[Do this] Review the lines that follow and copy each one that contains the word "Barcode".

^^^^

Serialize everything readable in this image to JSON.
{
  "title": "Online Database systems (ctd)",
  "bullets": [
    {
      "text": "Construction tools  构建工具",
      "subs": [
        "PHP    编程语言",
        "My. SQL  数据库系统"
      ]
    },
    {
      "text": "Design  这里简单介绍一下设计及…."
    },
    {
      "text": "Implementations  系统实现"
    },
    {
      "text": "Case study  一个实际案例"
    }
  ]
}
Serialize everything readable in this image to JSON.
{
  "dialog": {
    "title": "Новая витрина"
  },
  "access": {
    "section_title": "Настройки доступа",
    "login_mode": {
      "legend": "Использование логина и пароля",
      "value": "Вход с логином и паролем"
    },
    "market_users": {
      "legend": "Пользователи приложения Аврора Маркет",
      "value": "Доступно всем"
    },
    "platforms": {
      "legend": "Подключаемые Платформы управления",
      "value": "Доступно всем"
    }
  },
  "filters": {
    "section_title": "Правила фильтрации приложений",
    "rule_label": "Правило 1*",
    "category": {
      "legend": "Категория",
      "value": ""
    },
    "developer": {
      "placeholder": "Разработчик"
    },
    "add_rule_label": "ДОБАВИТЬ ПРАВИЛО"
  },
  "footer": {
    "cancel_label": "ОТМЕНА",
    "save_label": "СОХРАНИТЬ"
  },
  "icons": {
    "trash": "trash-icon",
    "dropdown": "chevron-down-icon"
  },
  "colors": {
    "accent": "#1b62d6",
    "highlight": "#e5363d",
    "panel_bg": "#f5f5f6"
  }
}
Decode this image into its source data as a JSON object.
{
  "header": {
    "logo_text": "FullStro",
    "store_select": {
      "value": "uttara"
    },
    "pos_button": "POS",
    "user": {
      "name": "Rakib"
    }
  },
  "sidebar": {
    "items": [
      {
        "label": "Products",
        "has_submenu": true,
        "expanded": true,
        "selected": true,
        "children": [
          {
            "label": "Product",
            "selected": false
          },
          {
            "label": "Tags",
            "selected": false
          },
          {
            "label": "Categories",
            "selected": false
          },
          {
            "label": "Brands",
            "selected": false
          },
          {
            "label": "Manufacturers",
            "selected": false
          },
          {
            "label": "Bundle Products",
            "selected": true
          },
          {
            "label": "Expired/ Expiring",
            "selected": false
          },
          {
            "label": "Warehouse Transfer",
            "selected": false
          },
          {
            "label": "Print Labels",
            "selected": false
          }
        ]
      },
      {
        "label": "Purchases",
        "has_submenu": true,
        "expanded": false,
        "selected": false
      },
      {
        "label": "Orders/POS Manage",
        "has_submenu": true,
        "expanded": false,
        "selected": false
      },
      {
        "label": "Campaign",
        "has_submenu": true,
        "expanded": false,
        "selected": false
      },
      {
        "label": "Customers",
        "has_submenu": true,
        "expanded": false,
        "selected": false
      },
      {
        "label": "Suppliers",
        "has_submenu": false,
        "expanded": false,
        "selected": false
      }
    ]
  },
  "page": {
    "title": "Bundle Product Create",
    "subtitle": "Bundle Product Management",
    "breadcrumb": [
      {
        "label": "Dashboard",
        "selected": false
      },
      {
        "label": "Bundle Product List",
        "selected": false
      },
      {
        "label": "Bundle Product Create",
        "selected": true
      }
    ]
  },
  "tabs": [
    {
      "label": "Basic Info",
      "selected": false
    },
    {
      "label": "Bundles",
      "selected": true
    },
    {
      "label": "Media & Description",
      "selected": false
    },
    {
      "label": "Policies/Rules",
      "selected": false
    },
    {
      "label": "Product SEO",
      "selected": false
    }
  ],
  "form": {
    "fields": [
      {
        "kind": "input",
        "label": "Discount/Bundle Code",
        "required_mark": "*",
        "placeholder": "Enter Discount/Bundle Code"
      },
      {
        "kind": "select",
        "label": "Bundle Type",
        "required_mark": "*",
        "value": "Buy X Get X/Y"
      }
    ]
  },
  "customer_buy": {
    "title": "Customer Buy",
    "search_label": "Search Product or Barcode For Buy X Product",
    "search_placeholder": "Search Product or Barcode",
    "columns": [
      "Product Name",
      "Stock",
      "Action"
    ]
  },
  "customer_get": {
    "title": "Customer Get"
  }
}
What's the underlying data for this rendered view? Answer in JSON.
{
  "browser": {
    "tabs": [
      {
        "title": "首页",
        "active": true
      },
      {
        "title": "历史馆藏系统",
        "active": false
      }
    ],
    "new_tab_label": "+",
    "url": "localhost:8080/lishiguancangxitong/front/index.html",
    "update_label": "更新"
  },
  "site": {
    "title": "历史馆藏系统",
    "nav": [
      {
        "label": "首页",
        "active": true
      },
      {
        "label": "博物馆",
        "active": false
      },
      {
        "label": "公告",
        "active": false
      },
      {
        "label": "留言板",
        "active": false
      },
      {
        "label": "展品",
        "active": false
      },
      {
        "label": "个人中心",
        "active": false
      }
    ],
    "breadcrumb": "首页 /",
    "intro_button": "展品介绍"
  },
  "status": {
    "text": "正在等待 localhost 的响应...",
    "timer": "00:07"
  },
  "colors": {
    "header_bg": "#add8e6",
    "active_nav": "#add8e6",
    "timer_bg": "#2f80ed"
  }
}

^^^^

[Written response]
    "search_label": "Search Product or Barcode For Buy X Product",
    "search_placeholder": "Search Product or Barcode",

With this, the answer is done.